** Start DATA PROVIDED **
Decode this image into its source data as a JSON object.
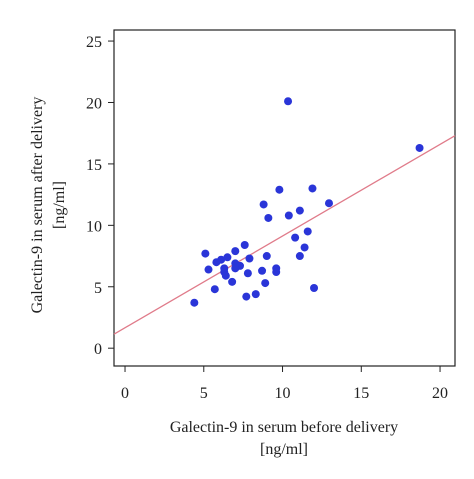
{
  "chart_data": {
    "type": "scatter",
    "x_label": [
      "Galectin-9 in serum before delivery",
      "[ng/ml]"
    ],
    "y_label": [
      "Galectin-9 in serum after delivery",
      "[ng/ml]"
    ],
    "xlim": [
      -0.7,
      20.95
    ],
    "ylim": [
      -1.45,
      25.9
    ],
    "xticks": [
      0,
      5,
      10,
      15,
      20
    ],
    "yticks": [
      0,
      5,
      10,
      15,
      20,
      25
    ],
    "series": [
      {
        "color": "#2a35d8",
        "x": [
          10.35,
          18.7,
          9.8,
          11.9,
          12.95,
          8.8,
          9.1,
          10.4,
          11.1,
          10.8,
          11.6,
          11.4,
          11.1,
          12.0,
          9.0,
          8.7,
          9.6,
          9.6,
          8.9,
          8.3,
          7.7,
          7.6,
          7.9,
          7.0,
          6.5,
          6.1,
          6.3,
          6.3,
          5.3,
          5.1,
          5.8,
          5.7,
          7.0,
          7.3,
          7.0,
          6.8,
          7.8,
          6.4,
          4.4
        ],
        "values": [
          20.1,
          16.3,
          12.9,
          13.0,
          11.8,
          11.7,
          10.6,
          10.8,
          11.2,
          9.0,
          9.5,
          8.2,
          7.5,
          4.9,
          7.5,
          6.3,
          6.5,
          6.2,
          5.3,
          4.4,
          4.2,
          8.4,
          7.3,
          7.9,
          7.4,
          7.2,
          6.5,
          6.2,
          6.4,
          7.7,
          7.0,
          4.8,
          6.9,
          6.7,
          6.5,
          5.4,
          6.1,
          5.9,
          3.7
        ]
      }
    ],
    "trend_line": {
      "color": "#e07b8a",
      "x": [
        -0.7,
        20.95
      ],
      "y": [
        1.14,
        17.3
      ]
    }
  }
}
** End DATA PROVIDED **
_TASK REQUIREMENTS_
Repeat the material above word for word and skip every image in it.

_ANSWER IN FULL_
Decode this image into its source data as a JSON object.
{
  "chart_data": {
    "type": "scatter",
    "x_label": [
      "Galectin-9 in serum before delivery",
      "[ng/ml]"
    ],
    "y_label": [
      "Galectin-9 in serum after delivery",
      "[ng/ml]"
    ],
    "xlim": [
      -0.7,
      20.95
    ],
    "ylim": [
      -1.45,
      25.9
    ],
    "xticks": [
      0,
      5,
      10,
      15,
      20
    ],
    "yticks": [
      0,
      5,
      10,
      15,
      20,
      25
    ],
    "series": [
      {
        "color": "#2a35d8",
        "x": [
          10.35,
          18.7,
          9.8,
          11.9,
          12.95,
          8.8,
          9.1,
          10.4,
          11.1,
          10.8,
          11.6,
          11.4,
          11.1,
          12.0,
          9.0,
          8.7,
          9.6,
          9.6,
          8.9,
          8.3,
          7.7,
          7.6,
          7.9,
          7.0,
          6.5,
          6.1,
          6.3,
          6.3,
          5.3,
          5.1,
          5.8,
          5.7,
          7.0,
          7.3,
          7.0,
          6.8,
          7.8,
          6.4,
          4.4
        ],
        "values": [
          20.1,
          16.3,
          12.9,
          13.0,
          11.8,
          11.7,
          10.6,
          10.8,
          11.2,
          9.0,
          9.5,
          8.2,
          7.5,
          4.9,
          7.5,
          6.3,
          6.5,
          6.2,
          5.3,
          4.4,
          4.2,
          8.4,
          7.3,
          7.9,
          7.4,
          7.2,
          6.5,
          6.2,
          6.4,
          7.7,
          7.0,
          4.8,
          6.9,
          6.7,
          6.5,
          5.4,
          6.1,
          5.9,
          3.7
        ]
      }
    ],
    "trend_line": {
      "color": "#e07b8a",
      "x": [
        -0.7,
        20.95
      ],
      "y": [
        1.14,
        17.3
      ]
    }
  }
}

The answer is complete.